**EXERCISE AIM:** Send back the whole listing untouched.

**RECORDS SUPPLIED:**
%%

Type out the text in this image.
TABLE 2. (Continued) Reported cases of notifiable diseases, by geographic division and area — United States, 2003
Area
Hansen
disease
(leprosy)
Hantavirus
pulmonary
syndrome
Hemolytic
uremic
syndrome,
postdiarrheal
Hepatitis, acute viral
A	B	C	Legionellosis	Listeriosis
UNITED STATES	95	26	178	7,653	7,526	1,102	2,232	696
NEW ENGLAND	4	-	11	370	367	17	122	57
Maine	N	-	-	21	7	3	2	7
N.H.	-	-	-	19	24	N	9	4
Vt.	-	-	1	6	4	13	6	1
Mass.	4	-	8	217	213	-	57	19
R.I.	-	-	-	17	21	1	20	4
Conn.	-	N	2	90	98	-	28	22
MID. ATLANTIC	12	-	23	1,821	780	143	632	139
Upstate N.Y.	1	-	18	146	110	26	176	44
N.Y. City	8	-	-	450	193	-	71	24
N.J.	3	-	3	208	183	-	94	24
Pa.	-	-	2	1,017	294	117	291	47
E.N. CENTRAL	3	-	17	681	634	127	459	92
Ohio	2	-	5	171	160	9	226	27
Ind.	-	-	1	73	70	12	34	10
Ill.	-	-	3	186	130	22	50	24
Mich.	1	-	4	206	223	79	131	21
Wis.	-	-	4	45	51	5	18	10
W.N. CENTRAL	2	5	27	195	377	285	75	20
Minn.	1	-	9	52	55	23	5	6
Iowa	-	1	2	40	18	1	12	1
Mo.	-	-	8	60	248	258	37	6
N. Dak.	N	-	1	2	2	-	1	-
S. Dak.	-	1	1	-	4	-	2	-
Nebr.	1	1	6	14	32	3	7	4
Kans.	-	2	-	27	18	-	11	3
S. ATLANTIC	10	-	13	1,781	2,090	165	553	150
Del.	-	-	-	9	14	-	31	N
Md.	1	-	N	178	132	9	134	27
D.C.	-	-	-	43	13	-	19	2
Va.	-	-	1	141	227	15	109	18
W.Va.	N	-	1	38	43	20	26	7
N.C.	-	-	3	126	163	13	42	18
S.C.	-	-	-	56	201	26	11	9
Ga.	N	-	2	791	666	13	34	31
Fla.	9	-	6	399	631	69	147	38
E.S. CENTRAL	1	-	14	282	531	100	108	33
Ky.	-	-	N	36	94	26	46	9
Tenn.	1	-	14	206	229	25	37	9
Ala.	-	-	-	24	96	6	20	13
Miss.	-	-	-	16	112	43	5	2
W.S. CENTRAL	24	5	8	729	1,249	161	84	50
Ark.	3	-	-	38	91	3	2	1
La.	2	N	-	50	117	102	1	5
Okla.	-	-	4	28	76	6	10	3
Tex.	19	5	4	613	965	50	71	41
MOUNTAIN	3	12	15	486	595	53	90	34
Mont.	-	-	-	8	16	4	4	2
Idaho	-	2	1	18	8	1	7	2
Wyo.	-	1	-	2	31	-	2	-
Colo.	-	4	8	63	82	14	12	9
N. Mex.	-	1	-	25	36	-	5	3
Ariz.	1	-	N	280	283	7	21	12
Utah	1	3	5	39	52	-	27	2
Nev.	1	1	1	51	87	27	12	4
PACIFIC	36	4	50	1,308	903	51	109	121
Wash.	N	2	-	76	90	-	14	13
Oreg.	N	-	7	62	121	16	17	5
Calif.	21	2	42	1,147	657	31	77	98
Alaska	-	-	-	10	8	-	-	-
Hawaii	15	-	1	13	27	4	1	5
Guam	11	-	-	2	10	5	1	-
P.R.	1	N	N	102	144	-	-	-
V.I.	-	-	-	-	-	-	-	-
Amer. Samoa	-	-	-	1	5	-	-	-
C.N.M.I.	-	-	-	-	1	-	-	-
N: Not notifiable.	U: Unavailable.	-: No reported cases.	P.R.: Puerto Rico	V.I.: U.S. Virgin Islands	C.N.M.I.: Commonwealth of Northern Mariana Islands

%%

**TASK ANSWER:**
Type out the text in this image.
TABLE 2. (Continued) Reported cases of notifiable diseases, by geographic division and area — United States, 2003
Area
Hansen
disease
(leprosy)
Hantavirus
pulmonary
syndrome
Hemolytic
uremic
syndrome,
postdiarrheal
Hepatitis, acute viral
A	B	C	Legionellosis	Listeriosis
UNITED STATES	95	26	178	7,653	7,526	1,102	2,232	696
NEW ENGLAND	4	-	11	370	367	17	122	57
Maine	N	-	-	21	7	3	2	7
N.H.	-	-	-	19	24	N	9	4
Vt.	-	-	1	6	4	13	6	1
Mass.	4	-	8	217	213	-	57	19
R.I.	-	-	-	17	21	1	20	4
Conn.	-	N	2	90	98	-	28	22
MID. ATLANTIC	12	-	23	1,821	780	143	632	139
Upstate N.Y.	1	-	18	146	110	26	176	44
N.Y. City	8	-	-	450	193	-	71	24
N.J.	3	-	3	208	183	-	94	24
Pa.	-	-	2	1,017	294	117	291	47
E.N. CENTRAL	3	-	17	681	634	127	459	92
Ohio	2	-	5	171	160	9	226	27
Ind.	-	-	1	73	70	12	34	10
Ill.	-	-	3	186	130	22	50	24
Mich.	1	-	4	206	223	79	131	21
Wis.	-	-	4	45	51	5	18	10
W.N. CENTRAL	2	5	27	195	377	285	75	20
Minn.	1	-	9	52	55	23	5	6
Iowa	-	1	2	40	18	1	12	1
Mo.	-	-	8	60	248	258	37	6
N. Dak.	N	-	1	2	2	-	1	-
S. Dak.	-	1	1	-	4	-	2	-
Nebr.	1	1	6	14	32	3	7	4
Kans.	-	2	-	27	18	-	11	3
S. ATLANTIC	10	-	13	1,781	2,090	165	553	150
Del.	-	-	-	9	14	-	31	N
Md.	1	-	N	178	132	9	134	27
D.C.	-	-	-	43	13	-	19	2
Va.	-	-	1	141	227	15	109	18
W.Va.	N	-	1	38	43	20	26	7
N.C.	-	-	3	126	163	13	42	18
S.C.	-	-	-	56	201	26	11	9
Ga.	N	-	2	791	666	13	34	31
Fla.	9	-	6	399	631	69	147	38
E.S. CENTRAL	1	-	14	282	531	100	108	33
Ky.	-	-	N	36	94	26	46	9
Tenn.	1	-	14	206	229	25	37	9
Ala.	-	-	-	24	96	6	20	13
Miss.	-	-	-	16	112	43	5	2
W.S. CENTRAL	24	5	8	729	1,249	161	84	50
Ark.	3	-	-	38	91	3	2	1
La.	2	N	-	50	117	102	1	5
Okla.	-	-	4	28	76	6	10	3
Tex.	19	5	4	613	965	50	71	41
MOUNTAIN	3	12	15	486	595	53	90	34
Mont.	-	-	-	8	16	4	4	2
Idaho	-	2	1	18	8	1	7	2
Wyo.	-	1	-	2	31	-	2	-
Colo.	-	4	8	63	82	14	12	9
N. Mex.	-	1	-	25	36	-	5	3
Ariz.	1	-	N	280	283	7	21	12
Utah	1	3	5	39	52	-	27	2
Nev.	1	1	1	51	87	27	12	4
PACIFIC	36	4	50	1,308	903	51	109	121
Wash.	N	2	-	76	90	-	14	13
Oreg.	N	-	7	62	121	16	17	5
Calif.	21	2	42	1,147	657	31	77	98
Alaska	-	-	-	10	8	-	-	-
Hawaii	15	-	1	13	27	4	1	5
Guam	11	-	-	2	10	5	1	-
P.R.	1	N	N	102	144	-	-	-
V.I.	-	-	-	-	-	-	-	-
Amer. Samoa	-	-	-	1	5	-	-	-
C.N.M.I.	-	-	-	-	1	-	-	-
N: Not notifiable.	U: Unavailable.	-: No reported cases.	P.R.: Puerto Rico	V.I.: U.S. Virgin Islands	C.N.M.I.: Commonwealth of Northern Mariana Islands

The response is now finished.